### Task inputs
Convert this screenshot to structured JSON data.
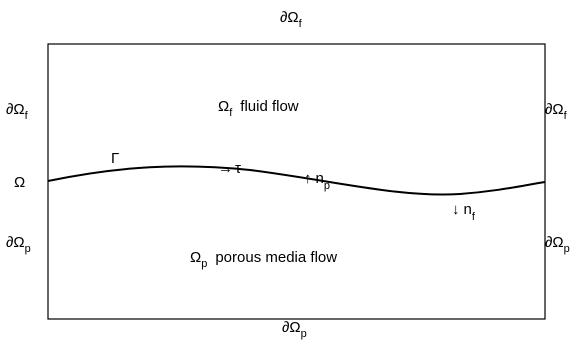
{
  "boundaries": {
    "top": {
      "base": "∂Ω",
      "sub": "f"
    },
    "bottom": {
      "base": "∂Ω",
      "sub": "p"
    },
    "left_upper": {
      "base": "∂Ω",
      "sub": "f"
    },
    "left_lower": {
      "base": "∂Ω",
      "sub": "p"
    },
    "right_upper": {
      "base": "∂Ω",
      "sub": "f"
    },
    "right_lower": {
      "base": "∂Ω",
      "sub": "p"
    }
  },
  "domain_label": "Ω",
  "regions": {
    "fluid": {
      "base": "Ω",
      "sub": "f",
      "text": "fluid flow"
    },
    "porous": {
      "base": "Ω",
      "sub": "p",
      "text": "porous media flow"
    }
  },
  "interface": {
    "label": "Γ",
    "tangent": {
      "arrow": "→",
      "symbol": "τ"
    },
    "normal_p": {
      "arrow": "↑",
      "base": "n",
      "sub": "p"
    },
    "normal_f": {
      "arrow": "↓",
      "base": "n",
      "sub": "f"
    }
  }
}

### Short exercise
Restate each of the entries above word for word and skip every image.

### The output
Convert this screenshot to structured JSON data.
{
  "boundaries": {
    "top": {
      "base": "∂Ω",
      "sub": "f"
    },
    "bottom": {
      "base": "∂Ω",
      "sub": "p"
    },
    "left_upper": {
      "base": "∂Ω",
      "sub": "f"
    },
    "left_lower": {
      "base": "∂Ω",
      "sub": "p"
    },
    "right_upper": {
      "base": "∂Ω",
      "sub": "f"
    },
    "right_lower": {
      "base": "∂Ω",
      "sub": "p"
    }
  },
  "domain_label": "Ω",
  "regions": {
    "fluid": {
      "base": "Ω",
      "sub": "f",
      "text": "fluid flow"
    },
    "porous": {
      "base": "Ω",
      "sub": "p",
      "text": "porous media flow"
    }
  },
  "interface": {
    "label": "Γ",
    "tangent": {
      "arrow": "→",
      "symbol": "τ"
    },
    "normal_p": {
      "arrow": "↑",
      "base": "n",
      "sub": "p"
    },
    "normal_f": {
      "arrow": "↓",
      "base": "n",
      "sub": "f"
    }
  }
}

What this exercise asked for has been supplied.